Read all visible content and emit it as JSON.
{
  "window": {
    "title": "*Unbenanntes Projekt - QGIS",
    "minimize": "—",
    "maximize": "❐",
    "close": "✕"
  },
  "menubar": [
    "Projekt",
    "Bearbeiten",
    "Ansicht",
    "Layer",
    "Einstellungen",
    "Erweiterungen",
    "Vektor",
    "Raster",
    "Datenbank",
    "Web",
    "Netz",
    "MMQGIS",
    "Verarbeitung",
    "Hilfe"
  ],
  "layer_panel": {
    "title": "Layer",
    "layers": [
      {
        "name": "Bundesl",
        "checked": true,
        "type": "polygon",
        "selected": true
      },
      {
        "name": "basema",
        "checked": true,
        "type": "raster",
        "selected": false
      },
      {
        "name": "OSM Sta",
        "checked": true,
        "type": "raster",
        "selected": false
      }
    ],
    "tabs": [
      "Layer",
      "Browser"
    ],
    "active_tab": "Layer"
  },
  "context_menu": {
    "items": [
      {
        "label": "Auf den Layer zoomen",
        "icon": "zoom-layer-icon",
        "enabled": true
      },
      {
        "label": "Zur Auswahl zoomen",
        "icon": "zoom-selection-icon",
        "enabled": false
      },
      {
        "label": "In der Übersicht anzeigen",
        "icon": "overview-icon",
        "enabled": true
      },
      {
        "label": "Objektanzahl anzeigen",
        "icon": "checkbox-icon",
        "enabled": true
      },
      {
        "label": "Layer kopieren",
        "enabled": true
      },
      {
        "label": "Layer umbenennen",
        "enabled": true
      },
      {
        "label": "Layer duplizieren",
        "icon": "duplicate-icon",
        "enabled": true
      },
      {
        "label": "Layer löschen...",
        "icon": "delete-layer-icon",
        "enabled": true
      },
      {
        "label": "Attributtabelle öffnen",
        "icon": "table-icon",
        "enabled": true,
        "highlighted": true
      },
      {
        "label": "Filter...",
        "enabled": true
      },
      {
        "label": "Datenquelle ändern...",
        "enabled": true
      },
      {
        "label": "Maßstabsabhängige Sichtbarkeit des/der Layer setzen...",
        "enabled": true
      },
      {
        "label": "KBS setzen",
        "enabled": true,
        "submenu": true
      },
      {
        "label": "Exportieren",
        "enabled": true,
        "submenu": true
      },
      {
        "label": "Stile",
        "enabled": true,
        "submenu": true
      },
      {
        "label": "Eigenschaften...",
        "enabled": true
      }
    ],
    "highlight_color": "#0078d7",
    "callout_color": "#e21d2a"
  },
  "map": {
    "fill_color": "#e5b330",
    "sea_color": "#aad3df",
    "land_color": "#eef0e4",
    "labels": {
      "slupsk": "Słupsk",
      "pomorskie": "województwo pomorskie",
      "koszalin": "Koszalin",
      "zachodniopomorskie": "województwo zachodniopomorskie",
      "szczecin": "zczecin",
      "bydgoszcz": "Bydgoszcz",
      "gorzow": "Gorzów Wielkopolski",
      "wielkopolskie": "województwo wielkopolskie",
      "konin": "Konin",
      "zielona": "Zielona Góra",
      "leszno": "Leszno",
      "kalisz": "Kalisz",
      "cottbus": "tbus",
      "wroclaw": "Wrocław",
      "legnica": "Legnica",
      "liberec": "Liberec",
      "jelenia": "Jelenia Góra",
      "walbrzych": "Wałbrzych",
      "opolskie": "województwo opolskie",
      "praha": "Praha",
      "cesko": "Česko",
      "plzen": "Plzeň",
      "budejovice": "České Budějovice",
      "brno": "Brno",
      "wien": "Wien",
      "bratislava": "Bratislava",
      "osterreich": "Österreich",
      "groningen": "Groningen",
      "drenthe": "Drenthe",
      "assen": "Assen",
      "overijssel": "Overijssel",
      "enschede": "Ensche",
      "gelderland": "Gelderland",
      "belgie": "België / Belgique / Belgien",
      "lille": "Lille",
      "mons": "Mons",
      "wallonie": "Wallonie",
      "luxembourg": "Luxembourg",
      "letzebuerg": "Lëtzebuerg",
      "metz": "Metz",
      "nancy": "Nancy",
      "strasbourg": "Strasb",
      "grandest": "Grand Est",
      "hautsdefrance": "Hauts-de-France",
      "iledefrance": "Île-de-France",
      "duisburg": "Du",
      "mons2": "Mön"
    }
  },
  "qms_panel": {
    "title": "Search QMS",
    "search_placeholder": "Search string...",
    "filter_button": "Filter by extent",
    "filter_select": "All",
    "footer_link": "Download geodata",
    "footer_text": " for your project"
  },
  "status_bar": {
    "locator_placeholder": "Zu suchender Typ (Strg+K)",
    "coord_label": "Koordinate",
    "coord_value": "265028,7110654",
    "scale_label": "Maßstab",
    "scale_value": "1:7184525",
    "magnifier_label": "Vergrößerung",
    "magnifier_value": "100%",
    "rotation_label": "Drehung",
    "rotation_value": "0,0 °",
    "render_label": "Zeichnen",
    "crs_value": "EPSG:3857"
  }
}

=======

» THE PROBLEM
Your task is to repeat every line exactly.

» CORRECT ANSWER
Read all visible content and emit it as JSON.
{
  "window": {
    "title": "*Unbenanntes Projekt - QGIS",
    "minimize": "—",
    "maximize": "❐",
    "close": "✕"
  },
  "menubar": [
    "Projekt",
    "Bearbeiten",
    "Ansicht",
    "Layer",
    "Einstellungen",
    "Erweiterungen",
    "Vektor",
    "Raster",
    "Datenbank",
    "Web",
    "Netz",
    "MMQGIS",
    "Verarbeitung",
    "Hilfe"
  ],
  "layer_panel": {
    "title": "Layer",
    "layers": [
      {
        "name": "Bundesl",
        "checked": true,
        "type": "polygon",
        "selected": true
      },
      {
        "name": "basema",
        "checked": true,
        "type": "raster",
        "selected": false
      },
      {
        "name": "OSM Sta",
        "checked": true,
        "type": "raster",
        "selected": false
      }
    ],
    "tabs": [
      "Layer",
      "Browser"
    ],
    "active_tab": "Layer"
  },
  "context_menu": {
    "items": [
      {
        "label": "Auf den Layer zoomen",
        "icon": "zoom-layer-icon",
        "enabled": true
      },
      {
        "label": "Zur Auswahl zoomen",
        "icon": "zoom-selection-icon",
        "enabled": false
      },
      {
        "label": "In der Übersicht anzeigen",
        "icon": "overview-icon",
        "enabled": true
      },
      {
        "label": "Objektanzahl anzeigen",
        "icon": "checkbox-icon",
        "enabled": true
      },
      {
        "label": "Layer kopieren",
        "enabled": true
      },
      {
        "label": "Layer umbenennen",
        "enabled": true
      },
      {
        "label": "Layer duplizieren",
        "icon": "duplicate-icon",
        "enabled": true
      },
      {
        "label": "Layer löschen...",
        "icon": "delete-layer-icon",
        "enabled": true
      },
      {
        "label": "Attributtabelle öffnen",
        "icon": "table-icon",
        "enabled": true,
        "highlighted": true
      },
      {
        "label": "Filter...",
        "enabled": true
      },
      {
        "label": "Datenquelle ändern...",
        "enabled": true
      },
      {
        "label": "Maßstabsabhängige Sichtbarkeit des/der Layer setzen...",
        "enabled": true
      },
      {
        "label": "KBS setzen",
        "enabled": true,
        "submenu": true
      },
      {
        "label": "Exportieren",
        "enabled": true,
        "submenu": true
      },
      {
        "label": "Stile",
        "enabled": true,
        "submenu": true
      },
      {
        "label": "Eigenschaften...",
        "enabled": true
      }
    ],
    "highlight_color": "#0078d7",
    "callout_color": "#e21d2a"
  },
  "map": {
    "fill_color": "#e5b330",
    "sea_color": "#aad3df",
    "land_color": "#eef0e4",
    "labels": {
      "slupsk": "Słupsk",
      "pomorskie": "województwo pomorskie",
      "koszalin": "Koszalin",
      "zachodniopomorskie": "województwo zachodniopomorskie",
      "szczecin": "zczecin",
      "bydgoszcz": "Bydgoszcz",
      "gorzow": "Gorzów Wielkopolski",
      "wielkopolskie": "województwo wielkopolskie",
      "konin": "Konin",
      "zielona": "Zielona Góra",
      "leszno": "Leszno",
      "kalisz": "Kalisz",
      "cottbus": "tbus",
      "wroclaw": "Wrocław",
      "legnica": "Legnica",
      "liberec": "Liberec",
      "jelenia": "Jelenia Góra",
      "walbrzych": "Wałbrzych",
      "opolskie": "województwo opolskie",
      "praha": "Praha",
      "cesko": "Česko",
      "plzen": "Plzeň",
      "budejovice": "České Budějovice",
      "brno": "Brno",
      "wien": "Wien",
      "bratislava": "Bratislava",
      "osterreich": "Österreich",
      "groningen": "Groningen",
      "drenthe": "Drenthe",
      "assen": "Assen",
      "overijssel": "Overijssel",
      "enschede": "Ensche",
      "gelderland": "Gelderland",
      "belgie": "België / Belgique / Belgien",
      "lille": "Lille",
      "mons": "Mons",
      "wallonie": "Wallonie",
      "luxembourg": "Luxembourg",
      "letzebuerg": "Lëtzebuerg",
      "metz": "Metz",
      "nancy": "Nancy",
      "strasbourg": "Strasb",
      "grandest": "Grand Est",
      "hautsdefrance": "Hauts-de-France",
      "iledefrance": "Île-de-France",
      "duisburg": "Du",
      "mons2": "Mön"
    }
  },
  "qms_panel": {
    "title": "Search QMS",
    "search_placeholder": "Search string...",
    "filter_button": "Filter by extent",
    "filter_select": "All",
    "footer_link": "Download geodata",
    "footer_text": " for your project"
  },
  "status_bar": {
    "locator_placeholder": "Zu suchender Typ (Strg+K)",
    "coord_label": "Koordinate",
    "coord_value": "265028,7110654",
    "scale_label": "Maßstab",
    "scale_value": "1:7184525",
    "magnifier_label": "Vergrößerung",
    "magnifier_value": "100%",
    "rotation_label": "Drehung",
    "rotation_value": "0,0 °",
    "render_label": "Zeichnen",
    "crs_value": "EPSG:3857"
  }
}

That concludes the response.